▸ **THE TASK**: Rewrite these records with every "hour-tick-label" changed to "hour-mark" and everything else left as it is.

───── DATASET

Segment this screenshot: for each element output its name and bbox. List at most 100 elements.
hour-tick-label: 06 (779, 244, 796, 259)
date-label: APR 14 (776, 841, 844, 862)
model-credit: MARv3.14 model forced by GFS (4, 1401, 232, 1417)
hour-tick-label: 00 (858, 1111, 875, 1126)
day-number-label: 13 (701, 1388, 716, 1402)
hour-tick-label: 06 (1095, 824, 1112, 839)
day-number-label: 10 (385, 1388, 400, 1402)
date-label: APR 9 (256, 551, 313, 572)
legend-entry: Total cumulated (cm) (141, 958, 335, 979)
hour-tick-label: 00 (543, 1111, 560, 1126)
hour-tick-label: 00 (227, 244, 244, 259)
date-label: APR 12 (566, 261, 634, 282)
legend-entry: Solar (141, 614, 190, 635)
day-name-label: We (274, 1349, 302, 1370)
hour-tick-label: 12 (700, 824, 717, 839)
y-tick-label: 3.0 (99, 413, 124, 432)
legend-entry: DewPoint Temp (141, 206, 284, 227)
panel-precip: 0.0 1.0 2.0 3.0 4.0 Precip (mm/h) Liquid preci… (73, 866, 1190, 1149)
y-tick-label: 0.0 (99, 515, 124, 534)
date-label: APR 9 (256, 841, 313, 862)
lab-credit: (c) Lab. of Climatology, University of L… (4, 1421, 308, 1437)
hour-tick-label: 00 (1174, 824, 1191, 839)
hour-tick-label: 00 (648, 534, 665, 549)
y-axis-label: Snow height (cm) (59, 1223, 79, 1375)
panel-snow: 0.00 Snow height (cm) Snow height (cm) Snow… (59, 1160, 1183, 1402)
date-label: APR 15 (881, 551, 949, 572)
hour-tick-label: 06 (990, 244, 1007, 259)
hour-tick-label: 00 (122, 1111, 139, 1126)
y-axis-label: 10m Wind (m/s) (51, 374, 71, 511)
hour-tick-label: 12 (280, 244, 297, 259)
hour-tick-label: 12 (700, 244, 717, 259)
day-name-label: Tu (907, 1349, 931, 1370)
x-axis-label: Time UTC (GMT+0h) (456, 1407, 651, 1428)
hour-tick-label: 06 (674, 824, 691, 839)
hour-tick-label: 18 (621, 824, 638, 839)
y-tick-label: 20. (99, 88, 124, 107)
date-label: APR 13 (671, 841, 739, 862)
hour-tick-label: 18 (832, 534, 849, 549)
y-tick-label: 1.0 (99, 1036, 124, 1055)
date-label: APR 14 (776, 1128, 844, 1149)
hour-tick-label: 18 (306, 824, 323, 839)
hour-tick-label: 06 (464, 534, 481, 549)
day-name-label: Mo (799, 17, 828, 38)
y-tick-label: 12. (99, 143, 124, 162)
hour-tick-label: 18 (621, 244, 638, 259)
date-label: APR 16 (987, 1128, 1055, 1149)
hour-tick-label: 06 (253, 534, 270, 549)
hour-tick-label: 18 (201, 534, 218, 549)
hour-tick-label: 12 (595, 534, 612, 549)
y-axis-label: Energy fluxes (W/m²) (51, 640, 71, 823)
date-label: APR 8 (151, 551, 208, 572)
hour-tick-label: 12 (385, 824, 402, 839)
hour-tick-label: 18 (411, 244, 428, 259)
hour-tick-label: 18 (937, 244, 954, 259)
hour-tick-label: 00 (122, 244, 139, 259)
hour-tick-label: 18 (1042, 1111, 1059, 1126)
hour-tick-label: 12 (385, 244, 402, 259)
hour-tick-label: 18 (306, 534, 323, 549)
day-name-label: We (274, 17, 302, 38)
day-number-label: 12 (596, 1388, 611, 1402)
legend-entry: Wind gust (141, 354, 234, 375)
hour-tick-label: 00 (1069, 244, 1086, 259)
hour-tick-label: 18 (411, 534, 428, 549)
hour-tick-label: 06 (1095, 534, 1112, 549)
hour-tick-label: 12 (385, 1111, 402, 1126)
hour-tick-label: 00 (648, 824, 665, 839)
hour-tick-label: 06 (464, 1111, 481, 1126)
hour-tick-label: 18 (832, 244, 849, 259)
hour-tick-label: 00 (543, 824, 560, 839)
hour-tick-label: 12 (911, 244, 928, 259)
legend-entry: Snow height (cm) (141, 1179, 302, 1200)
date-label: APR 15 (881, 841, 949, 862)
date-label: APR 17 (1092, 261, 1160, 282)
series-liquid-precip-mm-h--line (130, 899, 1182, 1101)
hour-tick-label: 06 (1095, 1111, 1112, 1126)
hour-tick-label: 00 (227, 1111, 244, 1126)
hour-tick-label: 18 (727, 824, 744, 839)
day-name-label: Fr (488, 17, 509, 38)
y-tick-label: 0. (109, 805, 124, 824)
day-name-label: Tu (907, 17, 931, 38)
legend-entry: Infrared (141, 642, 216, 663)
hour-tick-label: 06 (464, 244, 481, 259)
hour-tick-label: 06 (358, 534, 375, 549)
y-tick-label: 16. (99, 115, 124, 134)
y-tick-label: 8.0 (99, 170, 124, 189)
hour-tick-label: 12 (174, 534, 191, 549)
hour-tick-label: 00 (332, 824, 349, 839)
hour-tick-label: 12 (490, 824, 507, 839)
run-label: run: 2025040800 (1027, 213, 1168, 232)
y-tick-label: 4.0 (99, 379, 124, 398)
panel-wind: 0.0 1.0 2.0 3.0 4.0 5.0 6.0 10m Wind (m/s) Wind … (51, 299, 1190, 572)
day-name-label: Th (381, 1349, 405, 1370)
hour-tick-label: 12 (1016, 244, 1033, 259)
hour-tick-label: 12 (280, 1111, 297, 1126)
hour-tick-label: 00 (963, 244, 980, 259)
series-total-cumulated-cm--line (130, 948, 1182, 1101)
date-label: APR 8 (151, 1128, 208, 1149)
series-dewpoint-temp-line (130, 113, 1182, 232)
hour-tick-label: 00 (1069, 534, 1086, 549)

──────────

▸ **WRITTEN RESPONSE**:
Segment this screenshot: for each element output its name and bbox. List at most 100 elements.
hour-mark: 06 (779, 244, 796, 259)
date-label: APR 14 (776, 841, 844, 862)
model-credit: MARv3.14 model forced by GFS (4, 1401, 232, 1417)
hour-mark: 00 (858, 1111, 875, 1126)
day-number-label: 13 (701, 1388, 716, 1402)
hour-mark: 06 (1095, 824, 1112, 839)
day-number-label: 10 (385, 1388, 400, 1402)
date-label: APR 9 (256, 551, 313, 572)
legend-entry: Total cumulated (cm) (141, 958, 335, 979)
hour-mark: 00 (543, 1111, 560, 1126)
hour-mark: 00 (227, 244, 244, 259)
date-label: APR 12 (566, 261, 634, 282)
legend-entry: Solar (141, 614, 190, 635)
day-name-label: We (274, 1349, 302, 1370)
hour-mark: 12 (700, 824, 717, 839)
y-tick-label: 3.0 (99, 413, 124, 432)
legend-entry: DewPoint Temp (141, 206, 284, 227)
panel-precip: 0.0 1.0 2.0 3.0 4.0 Precip (mm/h) Liquid preci… (73, 866, 1190, 1149)
y-tick-label: 0.0 (99, 515, 124, 534)
date-label: APR 9 (256, 841, 313, 862)
lab-credit: (c) Lab. of Climatology, University of L… (4, 1421, 308, 1437)
hour-mark: 00 (1174, 824, 1191, 839)
hour-mark: 00 (648, 534, 665, 549)
y-axis-label: Snow height (cm) (59, 1223, 79, 1375)
panel-snow: 0.00 Snow height (cm) Snow height (cm) Snow… (59, 1160, 1183, 1402)
date-label: APR 15 (881, 551, 949, 572)
hour-mark: 06 (990, 244, 1007, 259)
hour-mark: 00 (122, 1111, 139, 1126)
y-axis-label: 10m Wind (m/s) (51, 374, 71, 511)
hour-mark: 12 (280, 244, 297, 259)
hour-mark: 12 (700, 244, 717, 259)
day-name-label: Tu (907, 1349, 931, 1370)
x-axis-label: Time UTC (GMT+0h) (456, 1407, 651, 1428)
hour-mark: 06 (674, 824, 691, 839)
hour-mark: 18 (621, 824, 638, 839)
y-tick-label: 20. (99, 88, 124, 107)
date-label: APR 13 (671, 841, 739, 862)
hour-mark: 18 (832, 534, 849, 549)
y-tick-label: 1.0 (99, 1036, 124, 1055)
date-label: APR 14 (776, 1128, 844, 1149)
hour-mark: 18 (306, 824, 323, 839)
hour-mark: 06 (464, 534, 481, 549)
day-name-label: Mo (799, 17, 828, 38)
y-tick-label: 12. (99, 143, 124, 162)
hour-mark: 18 (621, 244, 638, 259)
date-label: APR 16 (987, 1128, 1055, 1149)
hour-mark: 06 (253, 534, 270, 549)
hour-mark: 18 (201, 534, 218, 549)
hour-mark: 12 (595, 534, 612, 549)
y-axis-label: Energy fluxes (W/m²) (51, 640, 71, 823)
date-label: APR 8 (151, 551, 208, 572)
hour-mark: 12 (385, 824, 402, 839)
hour-mark: 18 (411, 244, 428, 259)
hour-mark: 18 (937, 244, 954, 259)
hour-mark: 00 (122, 244, 139, 259)
hour-mark: 18 (1042, 1111, 1059, 1126)
hour-mark: 12 (385, 244, 402, 259)
hour-mark: 18 (306, 534, 323, 549)
day-name-label: We (274, 17, 302, 38)
day-number-label: 12 (596, 1388, 611, 1402)
legend-entry: Wind gust (141, 354, 234, 375)
hour-mark: 00 (1069, 244, 1086, 259)
hour-mark: 18 (411, 534, 428, 549)
hour-mark: 06 (1095, 534, 1112, 549)
hour-mark: 12 (385, 1111, 402, 1126)
hour-mark: 00 (648, 824, 665, 839)
hour-mark: 06 (464, 1111, 481, 1126)
hour-mark: 18 (832, 244, 849, 259)
hour-mark: 00 (543, 824, 560, 839)
hour-mark: 12 (911, 244, 928, 259)
legend-entry: Snow height (cm) (141, 1179, 302, 1200)
date-label: APR 15 (881, 841, 949, 862)
date-label: APR 17 (1092, 261, 1160, 282)
series-liquid-precip-mm-h--line (130, 899, 1182, 1101)
hour-mark: 06 (1095, 1111, 1112, 1126)
hour-mark: 00 (227, 1111, 244, 1126)
hour-mark: 18 (727, 824, 744, 839)
day-name-label: Fr (488, 17, 509, 38)
y-tick-label: 0. (109, 805, 124, 824)
day-name-label: Tu (907, 17, 931, 38)
legend-entry: Infrared (141, 642, 216, 663)
hour-mark: 06 (464, 244, 481, 259)
hour-mark: 06 (358, 534, 375, 549)
y-tick-label: 16. (99, 115, 124, 134)
y-tick-label: 8.0 (99, 170, 124, 189)
hour-mark: 12 (174, 534, 191, 549)
hour-mark: 00 (332, 824, 349, 839)
hour-mark: 12 (490, 824, 507, 839)
run-label: run: 2025040800 (1027, 213, 1168, 232)
y-tick-label: 4.0 (99, 379, 124, 398)
panel-wind: 0.0 1.0 2.0 3.0 4.0 5.0 6.0 10m Wind (m/s) Wind … (51, 299, 1190, 572)
day-name-label: Th (381, 1349, 405, 1370)
hour-mark: 12 (1016, 244, 1033, 259)
hour-mark: 12 (280, 1111, 297, 1126)
hour-mark: 00 (963, 244, 980, 259)
series-total-cumulated-cm--line (130, 948, 1182, 1101)
date-label: APR 8 (151, 1128, 208, 1149)
series-dewpoint-temp-line (130, 113, 1182, 232)
hour-mark: 00 (1069, 534, 1086, 549)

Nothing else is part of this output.